▸ What you should do
Below is a listing to copy exactly; no image goes into the copy.
—————
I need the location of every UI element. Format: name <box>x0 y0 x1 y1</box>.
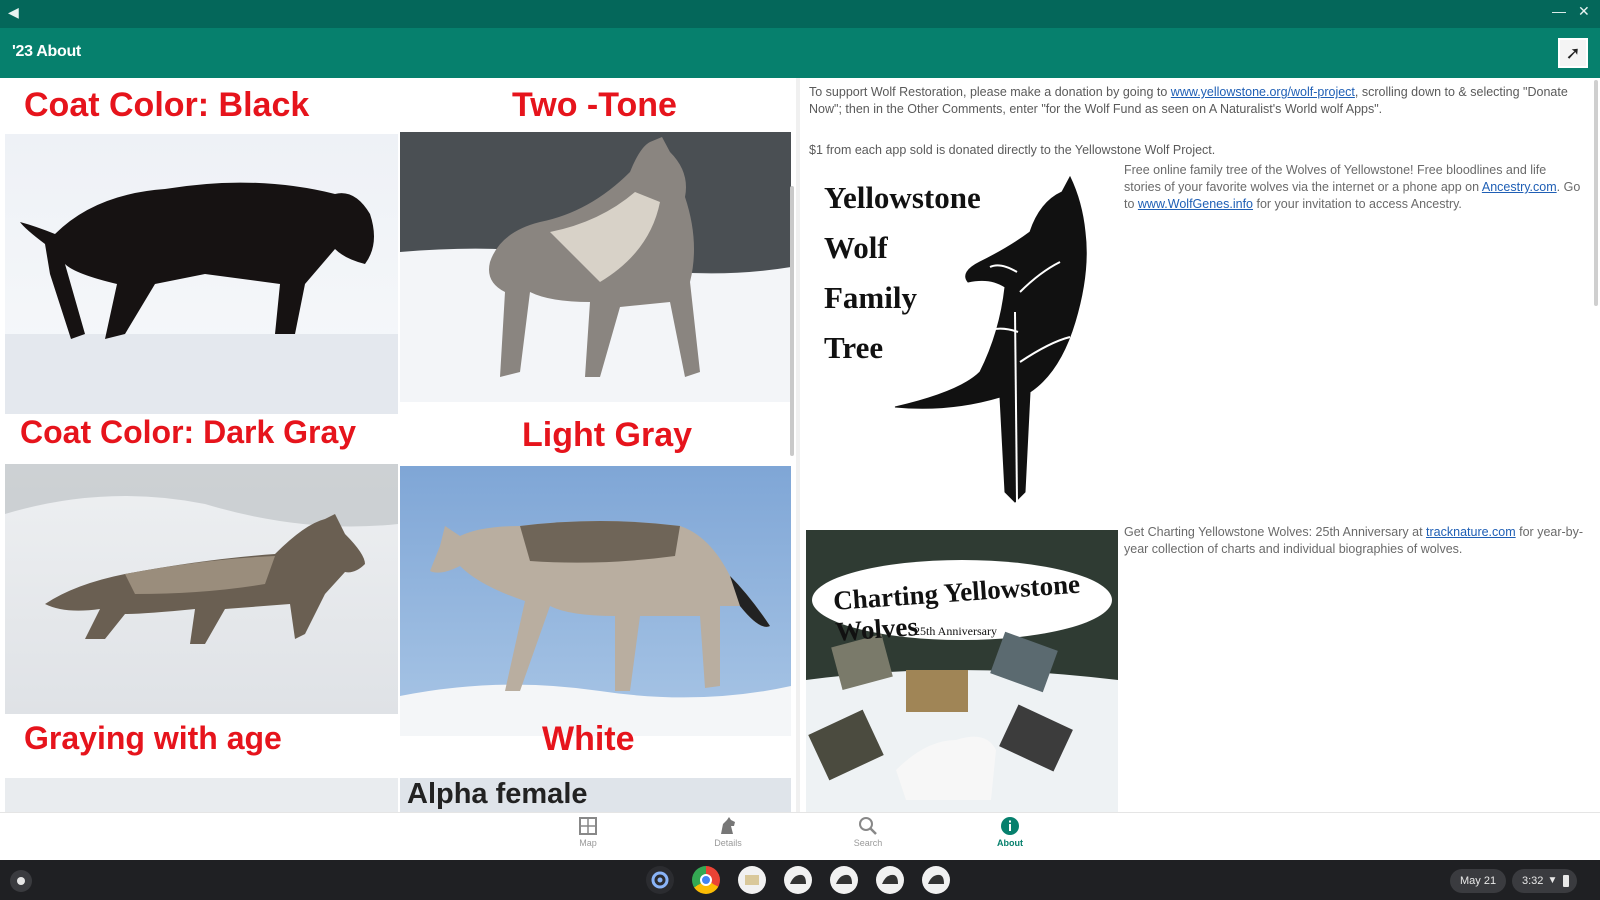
nav-map[interactable]: Map <box>558 816 618 848</box>
wifi-icon: ▼ <box>1547 875 1558 886</box>
book-cover-subtitle: 25th Anniversary <box>914 624 997 638</box>
minimize-icon[interactable]: — <box>1552 3 1566 19</box>
wolf-project-link[interactable]: www.yellowstone.org/wolf-project <box>1171 85 1355 99</box>
about-panel[interactable]: To support Wolf Restoration, please make… <box>800 78 1600 812</box>
search-icon <box>859 817 877 835</box>
coat-color-panel[interactable]: Coat Color: Black Two -Tone Coat Color: … <box>0 78 796 812</box>
photo-white-wolf: Alpha female <box>400 778 791 812</box>
photo-light-gray-wolf <box>400 466 791 736</box>
left-scrollbar[interactable] <box>790 186 794 456</box>
battery-icon <box>1563 875 1570 887</box>
close-icon[interactable]: ✕ <box>1578 3 1590 20</box>
label-white: White <box>542 720 635 758</box>
wolf-tree-icon <box>894 175 1087 503</box>
label-alpha-female: Alpha female <box>407 778 588 810</box>
donated-line: $1 from each app sold is donated directl… <box>809 143 1216 157</box>
tree-title-line-2: Wolf <box>824 230 888 265</box>
share-icon[interactable]: ➚ <box>1558 38 1588 68</box>
right-scrollbar[interactable] <box>1594 80 1598 306</box>
app-bar: '23 About ➚ <box>0 28 1600 78</box>
nav-search[interactable]: Search <box>838 816 898 848</box>
family-tree-text-after: for your invitation to access Ancestry. <box>1253 197 1462 211</box>
label-light-gray: Light Gray <box>522 416 693 454</box>
tracknature-link[interactable]: tracknature.com <box>1426 525 1516 539</box>
wolf-app-icon-1[interactable] <box>784 866 812 894</box>
photo-two-tone-wolf <box>400 132 791 402</box>
book-paragraph: Get Charting Yellowstone Wolves: 25th An… <box>1124 524 1584 558</box>
nav-about[interactable]: About <box>980 816 1040 848</box>
family-tree-paragraph: Free online family tree of the Wolves of… <box>1124 162 1584 213</box>
ancestry-link[interactable]: Ancestry.com <box>1482 180 1557 194</box>
photos-app-icon[interactable] <box>738 866 766 894</box>
nav-search-label: Search <box>853 838 883 848</box>
wolf-app-icon-4[interactable] <box>922 866 950 894</box>
back-arrow-icon[interactable]: ◀ <box>8 4 19 21</box>
wolf-app-icon-3[interactable] <box>876 866 904 894</box>
photo-dark-gray-wolf <box>5 464 398 714</box>
photo-graying-wolf <box>5 778 398 812</box>
wolfgenes-link[interactable]: www.WolfGenes.info <box>1138 197 1253 211</box>
status-tray[interactable]: 3:32 ▼ <box>1512 869 1578 893</box>
nav-map-label: Map <box>579 838 597 848</box>
donation-paragraph: To support Wolf Restoration, please make… <box>809 84 1579 118</box>
nav-details[interactable]: Details <box>698 816 758 848</box>
label-graying: Graying with age <box>24 720 282 756</box>
donation-text: To support Wolf Restoration, please make… <box>809 85 1171 99</box>
os-shelf: May 21 3:32 ▼ <box>0 860 1600 900</box>
date-tray[interactable]: May 21 <box>1450 869 1507 893</box>
label-dark-gray: Coat Color: Dark Gray <box>20 414 357 450</box>
wolf-app-icon-2[interactable] <box>830 866 858 894</box>
info-icon <box>1001 817 1019 835</box>
chrome-app-icon[interactable] <box>692 866 720 894</box>
launcher-icon[interactable] <box>10 870 32 892</box>
photo-black-wolf <box>5 134 398 414</box>
bottom-navigation: Map Details Search About <box>0 812 1600 860</box>
window-title-bar: ◀ — ✕ <box>0 0 1600 28</box>
label-two-tone: Two -Tone <box>512 86 677 124</box>
nav-details-label: Details <box>714 838 742 848</box>
clock: 3:32 <box>1522 875 1544 887</box>
nav-about-label: About <box>997 838 1023 848</box>
book-cover-image[interactable]: Charting Yellowstone Wolves 25th Anniver… <box>806 530 1118 812</box>
book-text: Get Charting Yellowstone Wolves: 25th An… <box>1124 525 1427 539</box>
wolf-icon <box>721 817 735 834</box>
settings-app-icon[interactable] <box>646 866 674 894</box>
tree-title-line-4: Tree <box>824 330 884 365</box>
label-black: Coat Color: Black <box>24 86 310 124</box>
app-title: '23 About <box>12 43 81 60</box>
map-icon <box>579 817 597 835</box>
—————
▸ Result of the task
I need the location of every UI element. Format: name <box>x0 y0 x1 y1</box>.
nav-map[interactable]: Map <box>558 816 618 848</box>
wifi-icon: ▼ <box>1547 875 1558 886</box>
book-cover-subtitle: 25th Anniversary <box>914 624 997 638</box>
minimize-icon[interactable]: — <box>1552 3 1566 19</box>
wolf-project-link[interactable]: www.yellowstone.org/wolf-project <box>1171 85 1355 99</box>
about-panel[interactable]: To support Wolf Restoration, please make… <box>800 78 1600 812</box>
search-icon <box>859 817 877 835</box>
coat-color-panel[interactable]: Coat Color: Black Two -Tone Coat Color: … <box>0 78 796 812</box>
photo-white-wolf: Alpha female <box>400 778 791 812</box>
photo-light-gray-wolf <box>400 466 791 736</box>
left-scrollbar[interactable] <box>790 186 794 456</box>
battery-icon <box>1563 875 1570 887</box>
close-icon[interactable]: ✕ <box>1578 3 1590 20</box>
label-white: White <box>542 720 635 758</box>
wolf-tree-icon <box>894 175 1087 503</box>
label-alpha-female: Alpha female <box>407 778 588 810</box>
donated-line: $1 from each app sold is donated directl… <box>809 143 1216 157</box>
tree-title-line-2: Wolf <box>824 230 888 265</box>
share-icon[interactable]: ➚ <box>1558 38 1588 68</box>
right-scrollbar[interactable] <box>1594 80 1598 306</box>
app-bar: '23 About ➚ <box>0 28 1600 78</box>
nav-search[interactable]: Search <box>838 816 898 848</box>
family-tree-text-after: for your invitation to access Ancestry. <box>1253 197 1462 211</box>
label-light-gray: Light Gray <box>522 416 693 454</box>
tracknature-link[interactable]: tracknature.com <box>1426 525 1516 539</box>
wolf-app-icon-1[interactable] <box>784 866 812 894</box>
photo-two-tone-wolf <box>400 132 791 402</box>
book-paragraph: Get Charting Yellowstone Wolves: 25th An… <box>1124 524 1584 558</box>
nav-about[interactable]: About <box>980 816 1040 848</box>
family-tree-paragraph: Free online family tree of the Wolves of… <box>1124 162 1584 213</box>
ancestry-link[interactable]: Ancestry.com <box>1482 180 1557 194</box>
photos-app-icon[interactable] <box>738 866 766 894</box>
nav-search-label: Search <box>853 838 883 848</box>
wolf-app-icon-4[interactable] <box>922 866 950 894</box>
back-arrow-icon[interactable]: ◀ <box>8 4 19 21</box>
wolf-app-icon-3[interactable] <box>876 866 904 894</box>
photo-dark-gray-wolf <box>5 464 398 714</box>
photo-graying-wolf <box>5 778 398 812</box>
wolfgenes-link[interactable]: www.WolfGenes.info <box>1138 197 1253 211</box>
status-tray[interactable]: 3:32 ▼ <box>1512 869 1578 893</box>
nav-map-label: Map <box>579 838 597 848</box>
donation-paragraph: To support Wolf Restoration, please make… <box>809 84 1579 118</box>
nav-details[interactable]: Details <box>698 816 758 848</box>
label-graying: Graying with age <box>24 720 282 756</box>
donation-text: To support Wolf Restoration, please make… <box>809 85 1171 99</box>
os-shelf: May 21 3:32 ▼ <box>0 860 1600 900</box>
date-tray[interactable]: May 21 <box>1450 869 1507 893</box>
label-dark-gray: Coat Color: Dark Gray <box>20 414 357 450</box>
wolf-app-icon-2[interactable] <box>830 866 858 894</box>
info-icon <box>1001 817 1019 835</box>
chrome-app-icon[interactable] <box>692 866 720 894</box>
launcher-icon[interactable] <box>10 870 32 892</box>
photo-black-wolf <box>5 134 398 414</box>
bottom-navigation: Map Details Search About <box>0 812 1600 860</box>
window-title-bar: ◀ — ✕ <box>0 0 1600 28</box>
label-two-tone: Two -Tone <box>512 86 677 124</box>
nav-details-label: Details <box>714 838 742 848</box>
clock: 3:32 <box>1522 875 1544 887</box>
nav-about-label: About <box>997 838 1023 848</box>
book-cover-image[interactable]: Charting Yellowstone Wolves 25th Anniver… <box>806 530 1118 812</box>
book-text: Get Charting Yellowstone Wolves: 25th An… <box>1124 525 1427 539</box>
wolf-icon <box>721 817 735 834</box>
settings-app-icon[interactable] <box>646 866 674 894</box>
tree-title-line-4: Tree <box>824 330 884 365</box>
label-black: Coat Color: Black <box>24 86 310 124</box>
app-title: '23 About <box>12 43 81 60</box>
map-icon <box>579 817 597 835</box>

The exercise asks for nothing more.